TASK:
Please copy out all of the records below word for word, leaving out the pictures.

# Start of RECORDS SHOWN

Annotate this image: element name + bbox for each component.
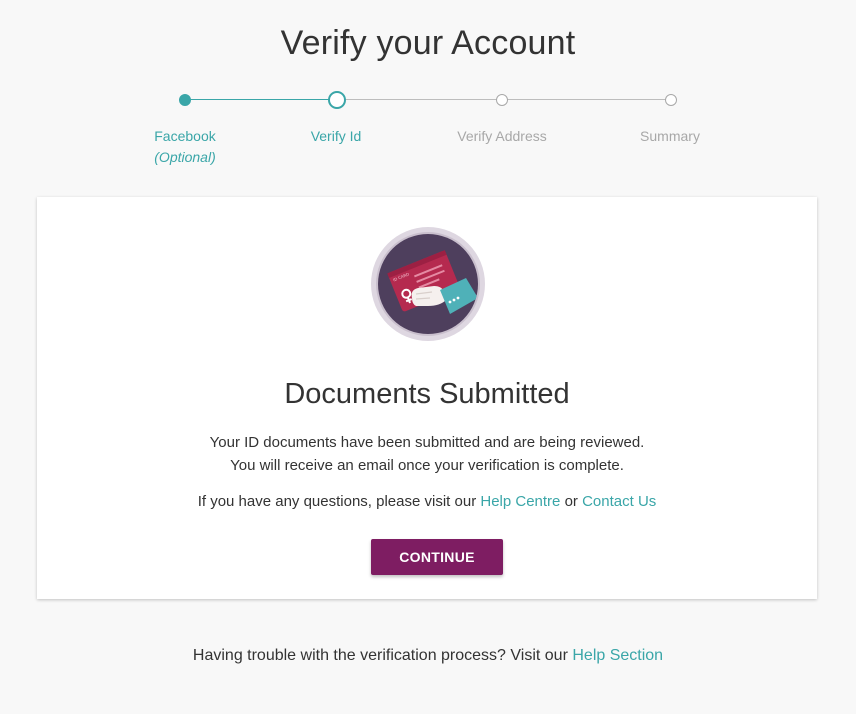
help-section-link[interactable]: Help Section	[572, 647, 663, 664]
help-centre-link[interactable]: Help Centre	[480, 493, 560, 510]
page-title: Verify your Account	[280, 24, 576, 62]
step-facebook-label[interactable]: Facebook	[115, 128, 255, 144]
continue-button[interactable]: CONTINUE	[371, 539, 503, 575]
footer-help: Having trouble with the verification pro…	[0, 647, 856, 665]
stepper-track-complete	[185, 99, 337, 100]
step-verify-id-label[interactable]: Verify Id	[266, 128, 406, 144]
footer-text: Having trouble with the verification pro…	[192, 647, 568, 664]
step-facebook-optional-label: (Optional)	[154, 149, 216, 165]
step-facebook-dot[interactable]	[179, 94, 191, 106]
id-card-in-hand-icon: ID CARD	[370, 226, 486, 342]
help-message-prefix: If you have any questions, please visit …	[197, 493, 477, 510]
progress-stepper: Facebook (Optional) Verify Id Verify Add…	[0, 86, 856, 176]
help-message: If you have any questions, please visit …	[37, 493, 817, 510]
step-verify-id-dot[interactable]	[328, 91, 346, 109]
verification-page: Verify your Account Facebook (Optional) …	[0, 0, 856, 714]
step-summary-label: Summary	[640, 128, 700, 144]
documents-submitted-title: Documents Submitted	[284, 378, 570, 410]
step-summary-dot	[665, 94, 677, 106]
submission-card: ID CARD Documents Submitted Your ID docu…	[37, 197, 817, 599]
step-verify-address-label: Verify Address	[457, 128, 547, 144]
step-verify-address-dot	[496, 94, 508, 106]
contact-us-link[interactable]: Contact Us	[582, 493, 656, 510]
email-notice-message: You will receive an email once your veri…	[230, 457, 624, 474]
help-message-or: or	[564, 493, 578, 510]
review-status-message: Your ID documents have been submitted an…	[209, 434, 645, 451]
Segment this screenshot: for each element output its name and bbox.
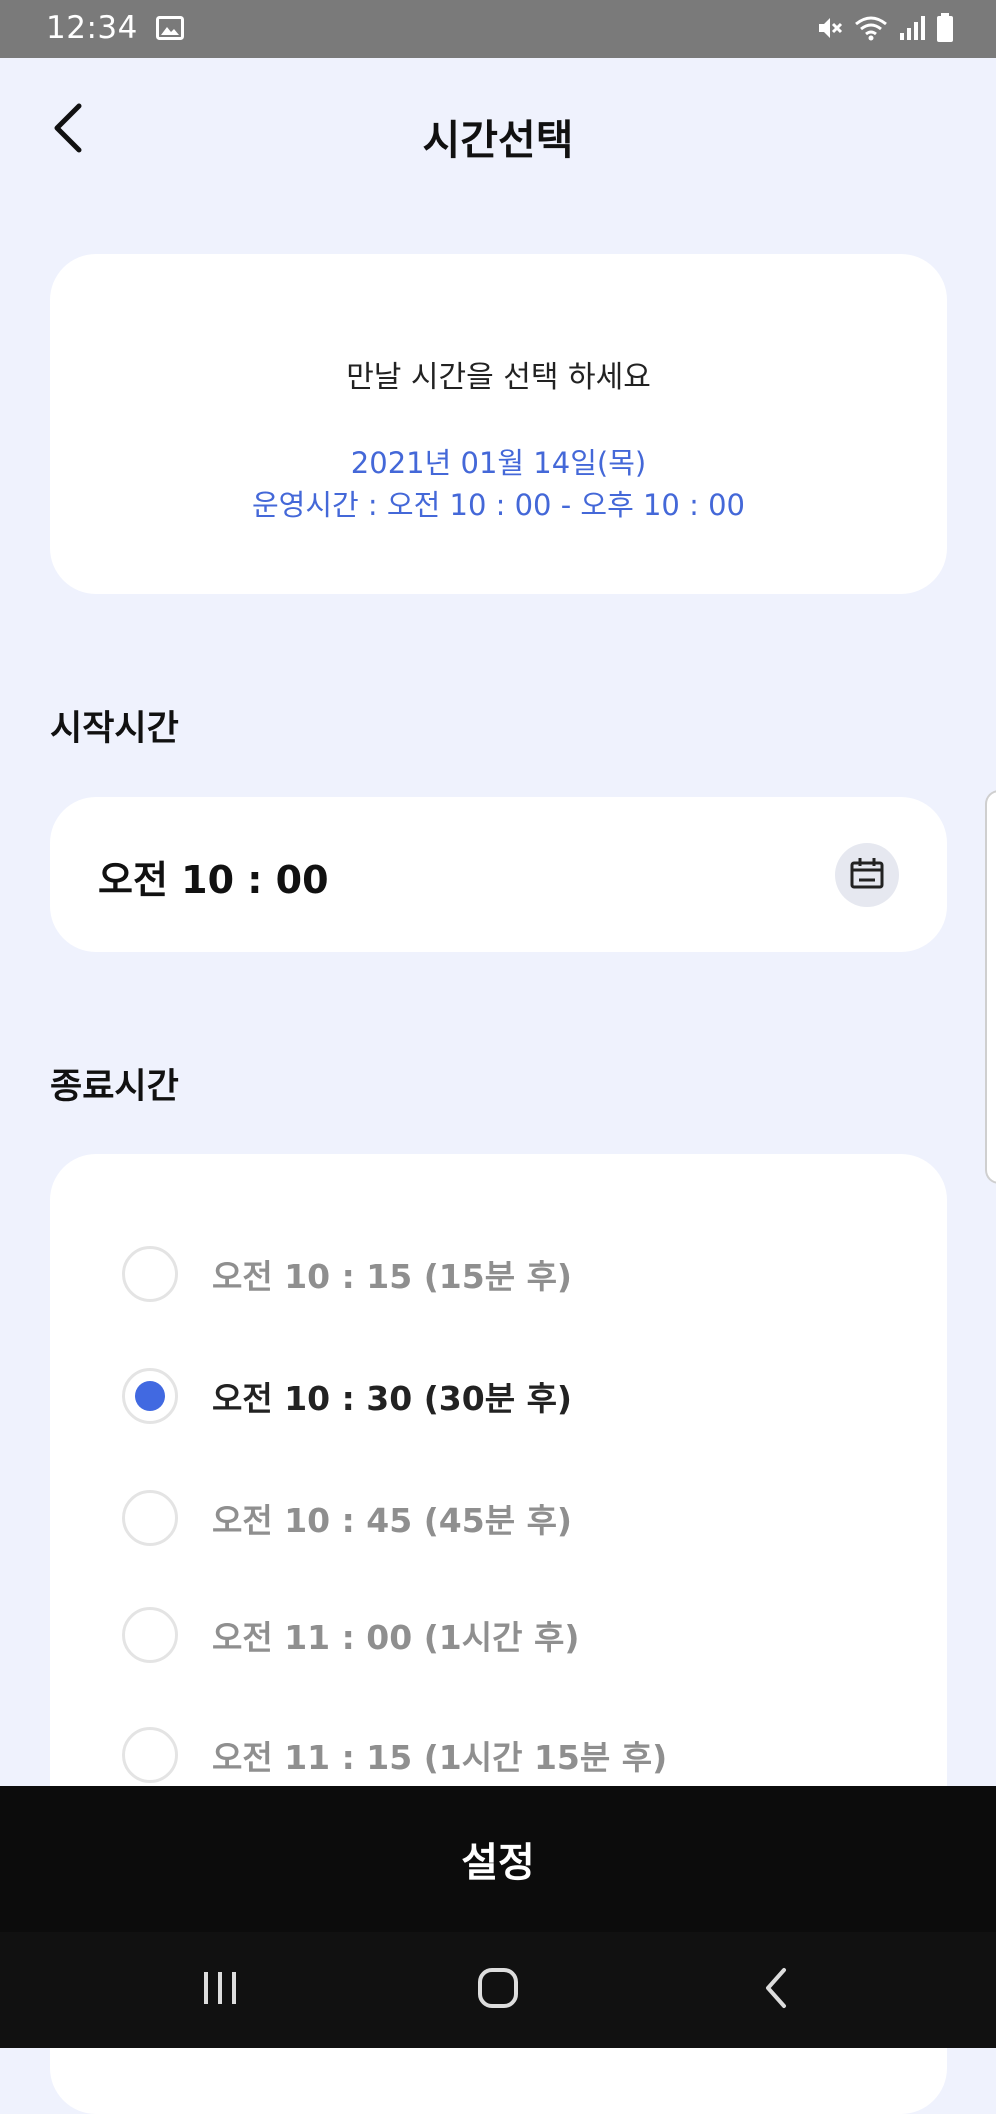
- signal-icon: [898, 15, 926, 45]
- scrollbar-handle[interactable]: [985, 790, 996, 1184]
- radio-selected-dot: [135, 1381, 165, 1411]
- end-time-option-label: 오전 10 : 45 (45분 후): [212, 1501, 573, 1540]
- end-time-option-label: 오전 10 : 15 (15분 후): [212, 1257, 573, 1296]
- navigation-bar: [0, 1932, 996, 2048]
- recent-apps-icon: [200, 1970, 240, 2010]
- set-button[interactable]: 설정: [0, 1786, 996, 1932]
- status-icons: [816, 13, 954, 47]
- status-bar: 12:34: [0, 0, 996, 58]
- home-button[interactable]: [458, 1932, 538, 2048]
- end-time-option[interactable]: 오전 10 : 15 (15분 후): [122, 1243, 572, 1305]
- page-title: 시간선택: [422, 116, 574, 164]
- start-time-field[interactable]: 오전 10 : 00: [50, 797, 947, 952]
- radio-button[interactable]: [122, 1607, 178, 1663]
- mute-icon: [816, 14, 844, 46]
- battery-icon: [936, 13, 954, 47]
- info-date: 2021년 01월 14일(목): [350, 446, 647, 480]
- end-time-option-label: 오전 11 : 15 (1시간 15분 후): [212, 1738, 668, 1777]
- calendar-button[interactable]: [835, 843, 899, 907]
- operating-hours: 운영시간 : 오전 10 : 00 - 오후 10 : 00: [251, 488, 745, 522]
- end-time-label: 종료시간: [50, 1067, 179, 1107]
- radio-button-selected[interactable]: [122, 1368, 178, 1424]
- wifi-icon: [854, 14, 888, 46]
- end-time-option[interactable]: 오전 11 : 15 (1시간 15분 후): [122, 1724, 667, 1786]
- end-time-option[interactable]: 오전 11 : 00 (1시간 후): [122, 1604, 579, 1666]
- recent-apps-button[interactable]: [180, 1932, 260, 2048]
- end-time-option-label: 오전 10 : 30 (30분 후): [212, 1379, 573, 1418]
- end-time-option[interactable]: 오전 10 : 45 (45분 후): [122, 1487, 572, 1549]
- home-icon: [476, 1966, 520, 2014]
- calendar-icon: [850, 857, 884, 893]
- radio-button[interactable]: [122, 1490, 178, 1546]
- end-time-option-selected[interactable]: 오전 10 : 30 (30분 후): [122, 1365, 572, 1427]
- radio-button[interactable]: [122, 1246, 178, 1302]
- end-time-option-label: 오전 11 : 00 (1시간 후): [212, 1618, 580, 1657]
- nav-back-icon: [762, 1966, 790, 2014]
- info-card: 만날 시간을 선택 하세요 2021년 01월 14일(목) 운영시간 : 오전…: [50, 254, 947, 594]
- nav-back-button[interactable]: [736, 1932, 816, 2048]
- radio-button[interactable]: [122, 1727, 178, 1783]
- start-time-value: 오전 10 : 00: [98, 858, 329, 902]
- status-time: 12:34: [46, 10, 138, 46]
- info-headline: 만날 시간을 선택 하세요: [346, 360, 651, 395]
- gallery-icon: [156, 16, 184, 44]
- start-time-label: 시작시간: [50, 709, 179, 749]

# End of RECORDS SHOWN

TASK RESULT:
Annotate this image: element name + bbox for each component.
help-section-link[interactable]: Help Section	[572, 647, 663, 664]
help-centre-link[interactable]: Help Centre	[480, 493, 560, 510]
page-title: Verify your Account	[280, 24, 576, 62]
step-facebook-label[interactable]: Facebook	[115, 128, 255, 144]
continue-button[interactable]: CONTINUE	[371, 539, 503, 575]
footer-help: Having trouble with the verification pro…	[0, 647, 856, 665]
stepper-track-complete	[185, 99, 337, 100]
step-verify-id-label[interactable]: Verify Id	[266, 128, 406, 144]
footer-text: Having trouble with the verification pro…	[192, 647, 568, 664]
step-facebook-optional-label: (Optional)	[154, 149, 216, 165]
step-facebook-dot[interactable]	[179, 94, 191, 106]
id-card-in-hand-icon: ID CARD	[370, 226, 486, 342]
help-message-prefix: If you have any questions, please visit …	[197, 493, 477, 510]
progress-stepper: Facebook (Optional) Verify Id Verify Add…	[0, 86, 856, 176]
help-message: If you have any questions, please visit …	[37, 493, 817, 510]
step-verify-id-dot[interactable]	[328, 91, 346, 109]
verification-page: Verify your Account Facebook (Optional) …	[0, 0, 856, 714]
step-summary-label: Summary	[640, 128, 700, 144]
documents-submitted-title: Documents Submitted	[284, 378, 570, 410]
step-summary-dot	[665, 94, 677, 106]
submission-card: ID CARD Documents Submitted Your ID docu…	[37, 197, 817, 599]
step-verify-address-label: Verify Address	[457, 128, 547, 144]
step-verify-address-dot	[496, 94, 508, 106]
contact-us-link[interactable]: Contact Us	[582, 493, 656, 510]
email-notice-message: You will receive an email once your veri…	[230, 457, 624, 474]
help-message-or: or	[564, 493, 578, 510]
review-status-message: Your ID documents have been submitted an…	[209, 434, 645, 451]
Segment this screenshot: for each element output its name and bbox.
- signal-icon: [898, 15, 926, 45]
- scrollbar-handle[interactable]: [985, 790, 996, 1184]
- radio-selected-dot: [135, 1381, 165, 1411]
- end-time-option-label: 오전 10 : 45 (45분 후): [212, 1501, 573, 1540]
- end-time-option-label: 오전 10 : 15 (15분 후): [212, 1257, 573, 1296]
- navigation-bar: [0, 1932, 996, 2048]
- recent-apps-icon: [200, 1970, 240, 2010]
- set-button[interactable]: 설정: [0, 1786, 996, 1932]
- status-icons: [816, 13, 954, 47]
- status-bar: 12:34: [0, 0, 996, 58]
- home-button[interactable]: [458, 1932, 538, 2048]
- end-time-option[interactable]: 오전 10 : 15 (15분 후): [122, 1243, 572, 1305]
- page-title: 시간선택: [422, 116, 574, 164]
- start-time-field[interactable]: 오전 10 : 00: [50, 797, 947, 952]
- radio-button[interactable]: [122, 1607, 178, 1663]
- mute-icon: [816, 14, 844, 46]
- battery-icon: [936, 13, 954, 47]
- info-date: 2021년 01월 14일(목): [350, 446, 647, 480]
- end-time-option-label: 오전 11 : 15 (1시간 15분 후): [212, 1738, 668, 1777]
- calendar-button[interactable]: [835, 843, 899, 907]
- operating-hours: 운영시간 : 오전 10 : 00 - 오후 10 : 00: [251, 488, 745, 522]
- end-time-label: 종료시간: [50, 1067, 179, 1107]
- radio-button-selected[interactable]: [122, 1368, 178, 1424]
- wifi-icon: [854, 14, 888, 46]
- end-time-option[interactable]: 오전 11 : 15 (1시간 15분 후): [122, 1724, 667, 1786]
- end-time-option[interactable]: 오전 11 : 00 (1시간 후): [122, 1604, 579, 1666]
- recent-apps-button[interactable]: [180, 1932, 260, 2048]
- end-time-option-label: 오전 10 : 30 (30분 후): [212, 1379, 573, 1418]
- end-time-option[interactable]: 오전 10 : 45 (45분 후): [122, 1487, 572, 1549]
- home-icon: [476, 1966, 520, 2014]
- calendar-icon: [850, 857, 884, 893]
- radio-button[interactable]: [122, 1490, 178, 1546]
- end-time-option-selected[interactable]: 오전 10 : 30 (30분 후): [122, 1365, 572, 1427]
- radio-button[interactable]: [122, 1246, 178, 1302]
- end-time-option-label: 오전 11 : 00 (1시간 후): [212, 1618, 580, 1657]
- nav-back-icon: [762, 1966, 790, 2014]
- info-card: 만날 시간을 선택 하세요 2021년 01월 14일(목) 운영시간 : 오전…: [50, 254, 947, 594]
- nav-back-button[interactable]: [736, 1932, 816, 2048]
- radio-button[interactable]: [122, 1727, 178, 1783]
- start-time-value: 오전 10 : 00: [98, 858, 329, 902]
- status-time: 12:34: [46, 10, 138, 46]
- info-headline: 만날 시간을 선택 하세요: [346, 360, 651, 395]
- gallery-icon: [156, 16, 184, 44]
- start-time-label: 시작시간: [50, 709, 179, 749]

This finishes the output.